### Information given
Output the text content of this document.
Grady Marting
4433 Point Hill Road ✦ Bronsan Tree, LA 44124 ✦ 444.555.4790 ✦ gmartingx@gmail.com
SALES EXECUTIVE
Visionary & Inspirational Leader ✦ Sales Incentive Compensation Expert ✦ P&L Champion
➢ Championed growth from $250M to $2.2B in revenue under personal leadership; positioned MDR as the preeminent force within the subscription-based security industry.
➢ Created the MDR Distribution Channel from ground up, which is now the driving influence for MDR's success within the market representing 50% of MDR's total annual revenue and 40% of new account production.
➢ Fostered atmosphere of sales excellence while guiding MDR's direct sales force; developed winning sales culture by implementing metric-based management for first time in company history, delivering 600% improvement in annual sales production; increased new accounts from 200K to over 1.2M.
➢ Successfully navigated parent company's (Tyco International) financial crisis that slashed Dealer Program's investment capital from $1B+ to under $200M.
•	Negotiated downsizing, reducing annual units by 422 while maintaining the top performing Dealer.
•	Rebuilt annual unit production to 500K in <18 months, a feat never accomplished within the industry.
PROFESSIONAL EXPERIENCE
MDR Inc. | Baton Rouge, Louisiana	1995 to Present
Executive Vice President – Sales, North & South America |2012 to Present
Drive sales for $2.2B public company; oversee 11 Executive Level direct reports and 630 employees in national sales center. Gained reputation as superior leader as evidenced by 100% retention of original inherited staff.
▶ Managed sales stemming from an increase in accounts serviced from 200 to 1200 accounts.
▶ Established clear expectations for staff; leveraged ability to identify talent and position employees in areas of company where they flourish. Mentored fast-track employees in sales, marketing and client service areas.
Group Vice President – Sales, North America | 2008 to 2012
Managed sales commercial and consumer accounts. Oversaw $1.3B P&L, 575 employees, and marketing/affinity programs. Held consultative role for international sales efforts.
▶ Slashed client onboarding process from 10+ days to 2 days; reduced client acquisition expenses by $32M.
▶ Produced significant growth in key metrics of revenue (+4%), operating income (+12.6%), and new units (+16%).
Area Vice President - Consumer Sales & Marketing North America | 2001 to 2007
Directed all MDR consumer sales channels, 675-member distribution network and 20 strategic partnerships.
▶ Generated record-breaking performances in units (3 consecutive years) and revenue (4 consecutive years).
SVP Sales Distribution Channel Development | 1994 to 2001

### Request
Where a line of the entries contains the word "America", copy that line.

### Reply
Executive Vice President – Sales, North & South America |2012 to Present
Group Vice President – Sales, North America | 2008 to 2012
Area Vice President - Consumer Sales & Marketing North America | 2001 to 2007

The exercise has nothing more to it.